GIVEN TASK: Set each record down exactly, excluding all images.

>> Start DATA ROWS

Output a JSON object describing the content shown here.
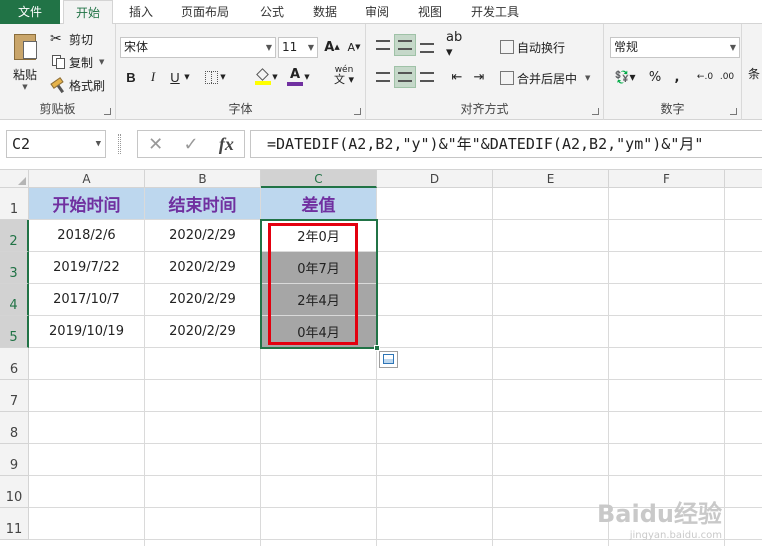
{
  "tabs": [
    "文件",
    "开始",
    "插入",
    "页面布局",
    "公式",
    "数据",
    "审阅",
    "视图",
    "开发工具"
  ],
  "clipboard": {
    "paste": "粘贴",
    "cut": "剪切",
    "copy": "复制",
    "format_painter": "格式刷",
    "label": "剪贴板"
  },
  "font": {
    "name": "宋体",
    "size": "11",
    "bold": "B",
    "italic": "I",
    "underline": "U",
    "label": "字体",
    "grow": "A",
    "shrink": "A",
    "wen": "wén"
  },
  "alignment": {
    "wrap": "自动换行",
    "merge": "合并后居中",
    "label": "对齐方式"
  },
  "number": {
    "format": "常规",
    "percent": "%",
    "comma": ",",
    "label": "数字",
    "cut_label": "条"
  },
  "formula_bar": {
    "cell_ref": "C2",
    "cancel": "✕",
    "enter": "✓",
    "fx": "fx",
    "formula": "=DATEDIF(A2,B2,\"y\")&\"年\"&DATEDIF(A2,B2,\"ym\")&\"月\""
  },
  "columns": [
    "A",
    "B",
    "C",
    "D",
    "E",
    "F"
  ],
  "rows": [
    "1",
    "2",
    "3",
    "4",
    "5",
    "6",
    "7",
    "8",
    "9",
    "10",
    "11"
  ],
  "sheet": {
    "headers": [
      "开始时间",
      "结束时间",
      "差值"
    ],
    "data": [
      [
        "2018/2/6",
        "2020/2/29",
        "2年0月"
      ],
      [
        "2019/7/22",
        "2020/2/29",
        "0年7月"
      ],
      [
        "2017/10/7",
        "2020/2/29",
        "2年4月"
      ],
      [
        "2019/10/19",
        "2020/2/29",
        "0年4月"
      ]
    ]
  },
  "watermark": {
    "brand": "Baidu经验",
    "url": "jingyan.baidu.com"
  },
  "colors": {
    "accent": "#217346",
    "header_fill": "#bdd7ee",
    "header_text": "#7030a0",
    "highlight": "#e3000f"
  }
}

>> End DATA ROWS

EXERCISE ANSWER:
Output a JSON object describing the content shown here.
{
  "tabs": [
    "文件",
    "开始",
    "插入",
    "页面布局",
    "公式",
    "数据",
    "审阅",
    "视图",
    "开发工具"
  ],
  "clipboard": {
    "paste": "粘贴",
    "cut": "剪切",
    "copy": "复制",
    "format_painter": "格式刷",
    "label": "剪贴板"
  },
  "font": {
    "name": "宋体",
    "size": "11",
    "bold": "B",
    "italic": "I",
    "underline": "U",
    "label": "字体",
    "grow": "A",
    "shrink": "A",
    "wen": "wén"
  },
  "alignment": {
    "wrap": "自动换行",
    "merge": "合并后居中",
    "label": "对齐方式"
  },
  "number": {
    "format": "常规",
    "percent": "%",
    "comma": ",",
    "label": "数字",
    "cut_label": "条"
  },
  "formula_bar": {
    "cell_ref": "C2",
    "cancel": "✕",
    "enter": "✓",
    "fx": "fx",
    "formula": "=DATEDIF(A2,B2,\"y\")&\"年\"&DATEDIF(A2,B2,\"ym\")&\"月\""
  },
  "columns": [
    "A",
    "B",
    "C",
    "D",
    "E",
    "F"
  ],
  "rows": [
    "1",
    "2",
    "3",
    "4",
    "5",
    "6",
    "7",
    "8",
    "9",
    "10",
    "11"
  ],
  "sheet": {
    "headers": [
      "开始时间",
      "结束时间",
      "差值"
    ],
    "data": [
      [
        "2018/2/6",
        "2020/2/29",
        "2年0月"
      ],
      [
        "2019/7/22",
        "2020/2/29",
        "0年7月"
      ],
      [
        "2017/10/7",
        "2020/2/29",
        "2年4月"
      ],
      [
        "2019/10/19",
        "2020/2/29",
        "0年4月"
      ]
    ]
  },
  "watermark": {
    "brand": "Baidu经验",
    "url": "jingyan.baidu.com"
  },
  "colors": {
    "accent": "#217346",
    "header_fill": "#bdd7ee",
    "header_text": "#7030a0",
    "highlight": "#e3000f"
  }
}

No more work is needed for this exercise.